# TEXTE À LIRE
• • • • •

Notre pays ne doit pas considérer cette situation comme acquise.
L'Euro
, notamment, constitue un
défi pour la France, la
transparence des prix intensifiant la concurrence
.
En tout état de cause, il est important que la France ne soit pas un
simple pays de transit.
2. Les perspectives à moyen terme
Le
rapport du groupe de prospective du Commissariat général du Plan
et de la Direction du Tourisme sur la demande touristique en 2010
" Réinventer les vacances ", apporte des
éléments importants de réflexion pour fonder une politique
du tourisme.
Il considère la demande touristique française non pas en tant
que telle mais comme le produit d'une démographie, d'une
économie, d'une société, ainsi que comme celui
d'imaginaires individuels et collectifs, évoluant, d'ailleurs au fil du
temps.

• • • • •

[Données d'analyse de mise en page]

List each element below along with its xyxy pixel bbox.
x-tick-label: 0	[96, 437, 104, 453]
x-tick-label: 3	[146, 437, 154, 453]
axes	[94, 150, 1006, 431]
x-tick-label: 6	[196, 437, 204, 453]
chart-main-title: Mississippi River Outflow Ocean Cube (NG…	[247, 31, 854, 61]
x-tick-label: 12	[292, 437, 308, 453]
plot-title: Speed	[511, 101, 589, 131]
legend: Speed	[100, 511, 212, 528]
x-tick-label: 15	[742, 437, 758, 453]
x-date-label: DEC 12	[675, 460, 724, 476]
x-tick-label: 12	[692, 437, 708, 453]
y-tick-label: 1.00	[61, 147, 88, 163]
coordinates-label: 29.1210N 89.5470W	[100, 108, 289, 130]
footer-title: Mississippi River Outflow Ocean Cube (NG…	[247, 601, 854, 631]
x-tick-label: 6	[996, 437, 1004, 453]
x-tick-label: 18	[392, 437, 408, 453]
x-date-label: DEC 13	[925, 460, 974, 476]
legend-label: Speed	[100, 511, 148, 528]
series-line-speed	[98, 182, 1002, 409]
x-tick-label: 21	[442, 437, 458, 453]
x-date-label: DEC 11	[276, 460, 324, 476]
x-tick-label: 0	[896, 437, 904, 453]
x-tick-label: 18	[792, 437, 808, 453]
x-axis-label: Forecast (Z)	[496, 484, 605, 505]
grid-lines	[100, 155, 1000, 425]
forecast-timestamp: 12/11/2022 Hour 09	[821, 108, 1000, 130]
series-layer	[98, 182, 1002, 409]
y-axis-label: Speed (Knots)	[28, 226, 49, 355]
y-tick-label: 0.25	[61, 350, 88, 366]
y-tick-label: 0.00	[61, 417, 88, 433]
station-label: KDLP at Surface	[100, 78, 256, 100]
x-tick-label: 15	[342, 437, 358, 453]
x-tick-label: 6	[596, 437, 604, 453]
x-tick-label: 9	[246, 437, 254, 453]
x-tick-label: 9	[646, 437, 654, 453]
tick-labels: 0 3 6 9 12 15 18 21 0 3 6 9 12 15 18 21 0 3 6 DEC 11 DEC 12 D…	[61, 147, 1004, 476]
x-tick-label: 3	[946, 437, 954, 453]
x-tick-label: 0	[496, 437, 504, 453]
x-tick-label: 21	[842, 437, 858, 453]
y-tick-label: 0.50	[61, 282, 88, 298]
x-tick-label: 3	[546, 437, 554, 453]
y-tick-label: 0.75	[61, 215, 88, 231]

• • • • •

# OBJECTIF
Pouvez-vous recopier le passage du texte sur le tourisme qui commence aux mots contenant « 2. Les perspectives » et s'arrête après « du tourisme. » ? Les items n'ont aucun rôle à jouer ici.

# RÉSULTAT ATTENDU
2. Les perspectives à moyen terme
Le
rapport du groupe de prospective du Commissariat général du Plan
et de la Direction du Tourisme sur la demande touristique en 2010
" Réinventer les vacances ", apporte des
éléments importants de réflexion pour fonder une politique
du tourisme.